**TO BE DONE**
Transcribe the data in full and exactly, omitting any pictures.
[Start]
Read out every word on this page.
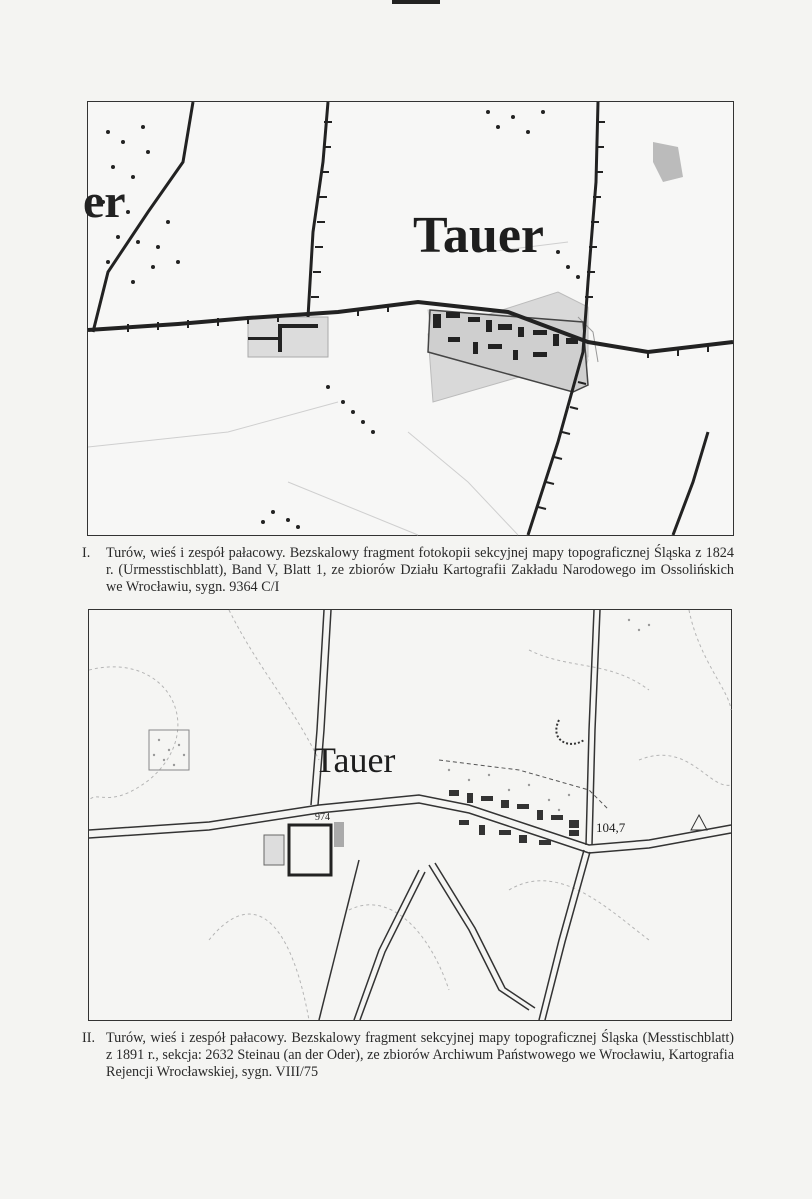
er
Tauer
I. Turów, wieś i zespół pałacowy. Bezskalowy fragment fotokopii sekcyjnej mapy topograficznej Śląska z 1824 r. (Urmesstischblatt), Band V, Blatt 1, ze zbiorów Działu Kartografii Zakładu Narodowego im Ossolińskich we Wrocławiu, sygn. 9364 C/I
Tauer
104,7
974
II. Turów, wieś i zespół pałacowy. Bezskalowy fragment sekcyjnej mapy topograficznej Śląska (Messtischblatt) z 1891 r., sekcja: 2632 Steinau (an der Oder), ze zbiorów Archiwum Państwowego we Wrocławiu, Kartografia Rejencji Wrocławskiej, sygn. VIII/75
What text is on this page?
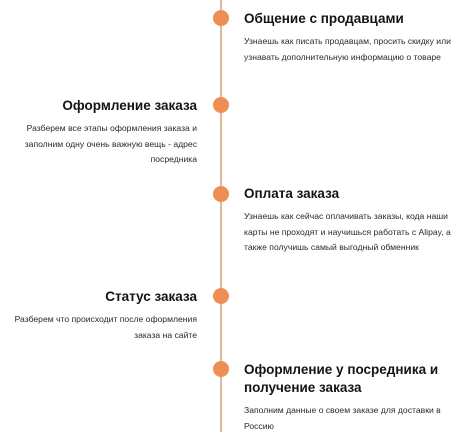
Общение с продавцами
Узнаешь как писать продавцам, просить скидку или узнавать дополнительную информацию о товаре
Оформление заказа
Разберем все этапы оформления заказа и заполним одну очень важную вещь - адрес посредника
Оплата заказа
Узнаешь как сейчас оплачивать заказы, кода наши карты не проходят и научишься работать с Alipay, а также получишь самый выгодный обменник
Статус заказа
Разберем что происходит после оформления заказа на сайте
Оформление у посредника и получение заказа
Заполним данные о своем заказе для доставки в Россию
[End]
**TASK SOLUTION**
Read out every word on this page.
er
Tauer
I. Turów, wieś i zespół pałacowy. Bezskalowy fragment fotokopii sekcyjnej mapy topograficznej Śląska z 1824 r. (Urmesstischblatt), Band V, Blatt 1, ze zbiorów Działu Kartografii Zakładu Narodowego im Ossolińskich we Wrocławiu, sygn. 9364 C/I
Tauer
104,7
974
II. Turów, wieś i zespół pałacowy. Bezskalowy fragment sekcyjnej mapy topograficznej Śląska (Messtischblatt) z 1891 r., sekcja: 2632 Steinau (an der Oder), ze zbiorów Archiwum Państwowego we Wrocławiu, Kartografia Rejencji Wrocławskiej, sygn. VIII/75
What text is on this page?
Общение с продавцами
Узнаешь как писать продавцам, просить скидку или узнавать дополнительную информацию о товаре
Оформление заказа
Разберем все этапы оформления заказа и заполним одну очень важную вещь - адрес посредника
Оплата заказа
Узнаешь как сейчас оплачивать заказы, кода наши карты не проходят и научишься работать с Alipay, а также получишь самый выгодный обменник
Статус заказа
Разберем что происходит после оформления заказа на сайте
Оформление у посредника и получение заказа
Заполним данные о своем заказе для доставки в Россию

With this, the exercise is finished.